Task directions:
Retype the complete listing exactly as it appears.

=======

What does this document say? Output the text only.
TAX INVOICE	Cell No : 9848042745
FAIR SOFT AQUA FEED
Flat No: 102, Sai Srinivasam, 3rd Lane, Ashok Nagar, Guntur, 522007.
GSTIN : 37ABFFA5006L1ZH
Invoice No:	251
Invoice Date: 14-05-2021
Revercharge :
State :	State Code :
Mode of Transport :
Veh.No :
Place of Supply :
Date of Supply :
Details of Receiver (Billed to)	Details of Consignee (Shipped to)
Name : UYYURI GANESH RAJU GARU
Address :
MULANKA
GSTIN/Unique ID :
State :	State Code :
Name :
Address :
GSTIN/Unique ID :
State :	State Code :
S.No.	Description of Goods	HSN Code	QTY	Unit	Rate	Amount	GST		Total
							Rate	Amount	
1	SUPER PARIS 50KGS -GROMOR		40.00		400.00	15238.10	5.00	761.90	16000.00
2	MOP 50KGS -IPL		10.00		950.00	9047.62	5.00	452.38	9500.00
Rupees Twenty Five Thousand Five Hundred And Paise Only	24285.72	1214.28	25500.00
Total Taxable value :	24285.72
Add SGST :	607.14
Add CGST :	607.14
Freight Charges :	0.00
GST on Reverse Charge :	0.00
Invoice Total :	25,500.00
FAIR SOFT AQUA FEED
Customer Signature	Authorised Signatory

=======

Right answer:
What does this document say? Output the text only.
TAX INVOICE	Cell No : 9848042745
FAIR SOFT AQUA FEED
Flat No: 102, Sai Srinivasam, 3rd Lane, Ashok Nagar, Guntur, 522007.
GSTIN : 37ABFFA5006L1ZH
Invoice No:	251
Invoice Date: 14-05-2021
Revercharge :
State :	State Code :
Mode of Transport :
Veh.No :
Place of Supply :
Date of Supply :
Details of Receiver (Billed to)	Details of Consignee (Shipped to)
Name : UYYURI GANESH RAJU GARU
Address :
MULANKA
GSTIN/Unique ID :
State :	State Code :
Name :
Address :
GSTIN/Unique ID :
State :	State Code :
S.No.	Description of Goods	HSN Code	QTY	Unit	Rate	Amount	GST		Total
							Rate	Amount	
1	SUPER PARIS 50KGS -GROMOR		40.00		400.00	15238.10	5.00	761.90	16000.00
2	MOP 50KGS -IPL		10.00		950.00	9047.62	5.00	452.38	9500.00
Rupees Twenty Five Thousand Five Hundred And Paise Only	24285.72	1214.28	25500.00
Total Taxable value :	24285.72
Add SGST :	607.14
Add CGST :	607.14
Freight Charges :	0.00
GST on Reverse Charge :	0.00
Invoice Total :	25,500.00
FAIR SOFT AQUA FEED
Customer Signature	Authorised Signatory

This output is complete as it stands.